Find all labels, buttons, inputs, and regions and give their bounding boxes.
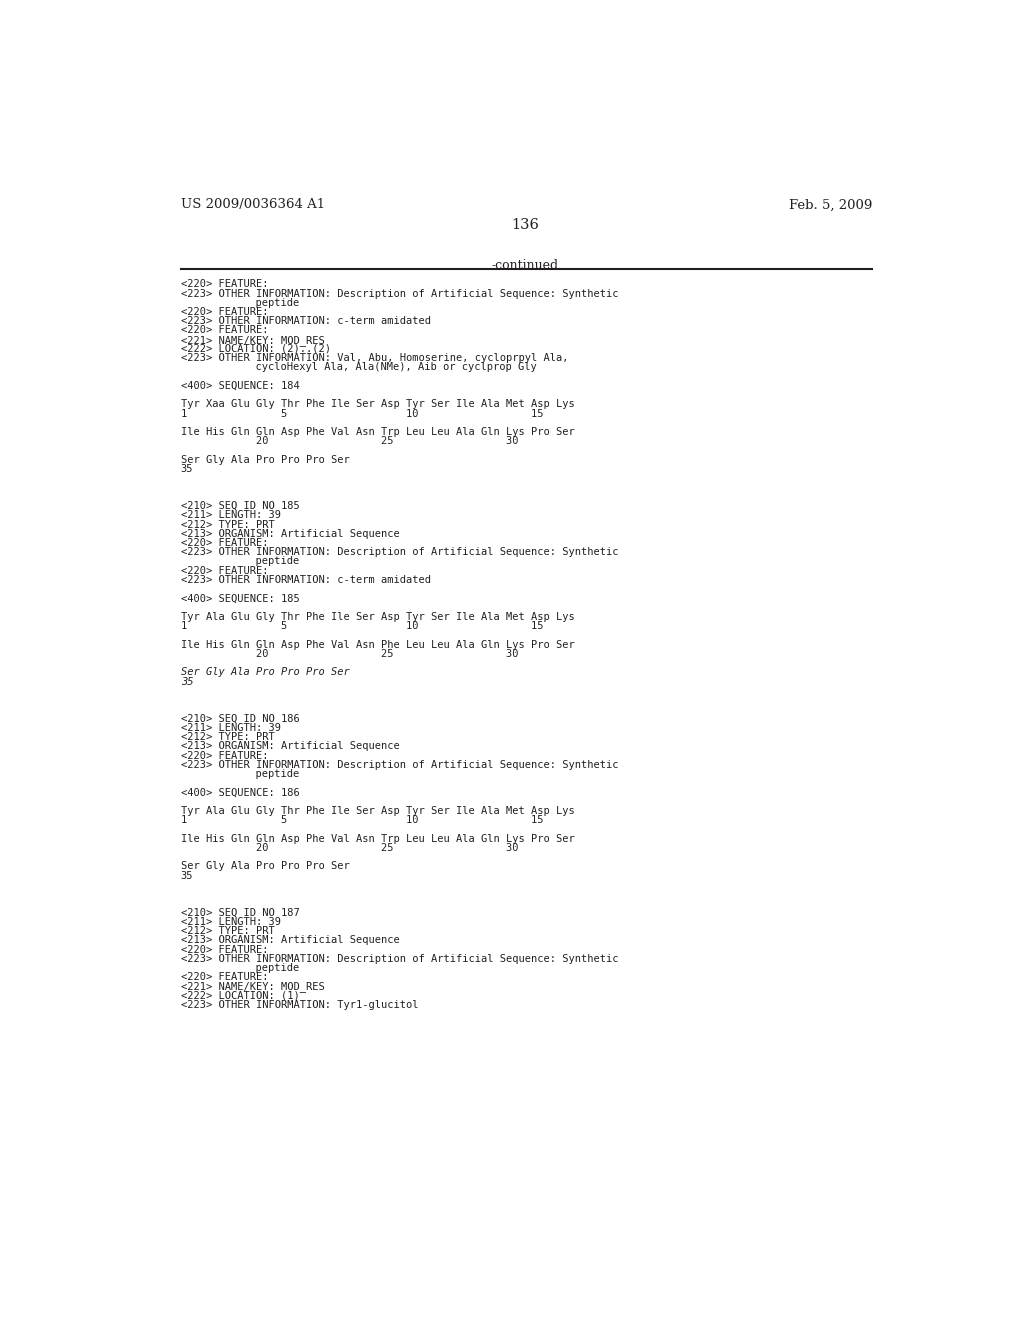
Text: <211> LENGTH: 39: <211> LENGTH: 39 [180, 511, 281, 520]
Text: Ile His Gln Gln Asp Phe Val Asn Trp Leu Leu Ala Gln Lys Pro Ser: Ile His Gln Gln Asp Phe Val Asn Trp Leu … [180, 834, 574, 843]
Text: <220> FEATURE:: <220> FEATURE: [180, 326, 268, 335]
Text: <212> TYPE: PRT: <212> TYPE: PRT [180, 733, 274, 742]
Text: <223> OTHER INFORMATION: Description of Artificial Sequence: Synthetic: <223> OTHER INFORMATION: Description of … [180, 760, 618, 770]
Text: <220> FEATURE:: <220> FEATURE: [180, 539, 268, 548]
Text: peptide: peptide [218, 298, 299, 308]
Text: <212> TYPE: PRT: <212> TYPE: PRT [180, 520, 274, 529]
Text: <220> FEATURE:: <220> FEATURE: [180, 945, 268, 954]
Text: <213> ORGANISM: Artificial Sequence: <213> ORGANISM: Artificial Sequence [180, 529, 399, 539]
Text: <221> NAME/KEY: MOD_RES: <221> NAME/KEY: MOD_RES [180, 335, 325, 346]
Text: <223> OTHER INFORMATION: Val, Abu, Homoserine, cycloprpyl Ala,: <223> OTHER INFORMATION: Val, Abu, Homos… [180, 354, 568, 363]
Text: <213> ORGANISM: Artificial Sequence: <213> ORGANISM: Artificial Sequence [180, 742, 399, 751]
Text: 1               5                   10                  15: 1 5 10 15 [180, 409, 543, 418]
Text: <223> OTHER INFORMATION: Description of Artificial Sequence: Synthetic: <223> OTHER INFORMATION: Description of … [180, 954, 618, 964]
Text: <213> ORGANISM: Artificial Sequence: <213> ORGANISM: Artificial Sequence [180, 936, 399, 945]
Text: peptide: peptide [218, 557, 299, 566]
Text: <212> TYPE: PRT: <212> TYPE: PRT [180, 927, 274, 936]
Text: <210> SEQ ID NO 186: <210> SEQ ID NO 186 [180, 714, 299, 723]
Text: <210> SEQ ID NO 187: <210> SEQ ID NO 187 [180, 908, 299, 917]
Text: 136: 136 [511, 218, 539, 232]
Text: <222> LOCATION: (1): <222> LOCATION: (1) [180, 991, 299, 1001]
Text: Tyr Ala Glu Gly Thr Phe Ile Ser Asp Tyr Ser Ile Ala Met Asp Lys: Tyr Ala Glu Gly Thr Phe Ile Ser Asp Tyr … [180, 807, 574, 816]
Text: peptide: peptide [218, 964, 299, 973]
Text: cycloHexyl Ala, Ala(NMe), Aib or cyclprop Gly: cycloHexyl Ala, Ala(NMe), Aib or cyclpro… [218, 363, 537, 372]
Text: <222> LOCATION: (2)..(2): <222> LOCATION: (2)..(2) [180, 345, 331, 354]
Text: 35: 35 [180, 871, 194, 880]
Text: 35: 35 [180, 677, 194, 686]
Text: Ser Gly Ala Pro Pro Pro Ser: Ser Gly Ala Pro Pro Pro Ser [180, 668, 349, 677]
Text: -continued: -continued [492, 259, 558, 272]
Text: Tyr Ala Glu Gly Thr Phe Ile Ser Asp Tyr Ser Ile Ala Met Asp Lys: Tyr Ala Glu Gly Thr Phe Ile Ser Asp Tyr … [180, 612, 574, 622]
Text: <220> FEATURE:: <220> FEATURE: [180, 751, 268, 760]
Text: 35: 35 [180, 465, 194, 474]
Text: Ser Gly Ala Pro Pro Pro Ser: Ser Gly Ala Pro Pro Pro Ser [180, 862, 349, 871]
Text: <400> SEQUENCE: 185: <400> SEQUENCE: 185 [180, 594, 299, 603]
Text: Feb. 5, 2009: Feb. 5, 2009 [788, 198, 872, 211]
Text: 1               5                   10                  15: 1 5 10 15 [180, 816, 543, 825]
Text: <220> FEATURE:: <220> FEATURE: [180, 566, 268, 576]
Text: Ile His Gln Gln Asp Phe Val Asn Phe Leu Leu Ala Gln Lys Pro Ser: Ile His Gln Gln Asp Phe Val Asn Phe Leu … [180, 640, 574, 649]
Text: 20                  25                  30: 20 25 30 [180, 649, 518, 659]
Text: <221> NAME/KEY: MOD_RES: <221> NAME/KEY: MOD_RES [180, 982, 325, 993]
Text: 20                  25                  30: 20 25 30 [180, 843, 518, 853]
Text: Tyr Xaa Glu Gly Thr Phe Ile Ser Asp Tyr Ser Ile Ala Met Asp Lys: Tyr Xaa Glu Gly Thr Phe Ile Ser Asp Tyr … [180, 400, 574, 409]
Text: <220> FEATURE:: <220> FEATURE: [180, 308, 268, 317]
Text: <223> OTHER INFORMATION: c-term amidated: <223> OTHER INFORMATION: c-term amidated [180, 576, 431, 585]
Text: 20                  25                  30: 20 25 30 [180, 437, 518, 446]
Text: <400> SEQUENCE: 184: <400> SEQUENCE: 184 [180, 381, 299, 391]
Text: <223> OTHER INFORMATION: Description of Artificial Sequence: Synthetic: <223> OTHER INFORMATION: Description of … [180, 548, 618, 557]
Text: <223> OTHER INFORMATION: c-term amidated: <223> OTHER INFORMATION: c-term amidated [180, 317, 431, 326]
Text: <211> LENGTH: 39: <211> LENGTH: 39 [180, 723, 281, 733]
Text: <223> OTHER INFORMATION: Tyr1-glucitol: <223> OTHER INFORMATION: Tyr1-glucitol [180, 1001, 418, 1010]
Text: peptide: peptide [218, 770, 299, 779]
Text: <220> FEATURE:: <220> FEATURE: [180, 280, 268, 289]
Text: Ser Gly Ala Pro Pro Pro Ser: Ser Gly Ala Pro Pro Pro Ser [180, 455, 349, 465]
Text: 1               5                   10                  15: 1 5 10 15 [180, 622, 543, 631]
Text: <211> LENGTH: 39: <211> LENGTH: 39 [180, 917, 281, 927]
Text: <223> OTHER INFORMATION: Description of Artificial Sequence: Synthetic: <223> OTHER INFORMATION: Description of … [180, 289, 618, 298]
Text: <220> FEATURE:: <220> FEATURE: [180, 973, 268, 982]
Text: US 2009/0036364 A1: US 2009/0036364 A1 [180, 198, 325, 211]
Text: Ile His Gln Gln Asp Phe Val Asn Trp Leu Leu Ala Gln Lys Pro Ser: Ile His Gln Gln Asp Phe Val Asn Trp Leu … [180, 428, 574, 437]
Text: <400> SEQUENCE: 186: <400> SEQUENCE: 186 [180, 788, 299, 797]
Text: <210> SEQ ID NO 185: <210> SEQ ID NO 185 [180, 502, 299, 511]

····················

◆ **BRIEF**: From the records above, tally every line that includes the word "Artificial" and reply with the total by itself.

◆ **RESPONSE TO THIS TASK**: 7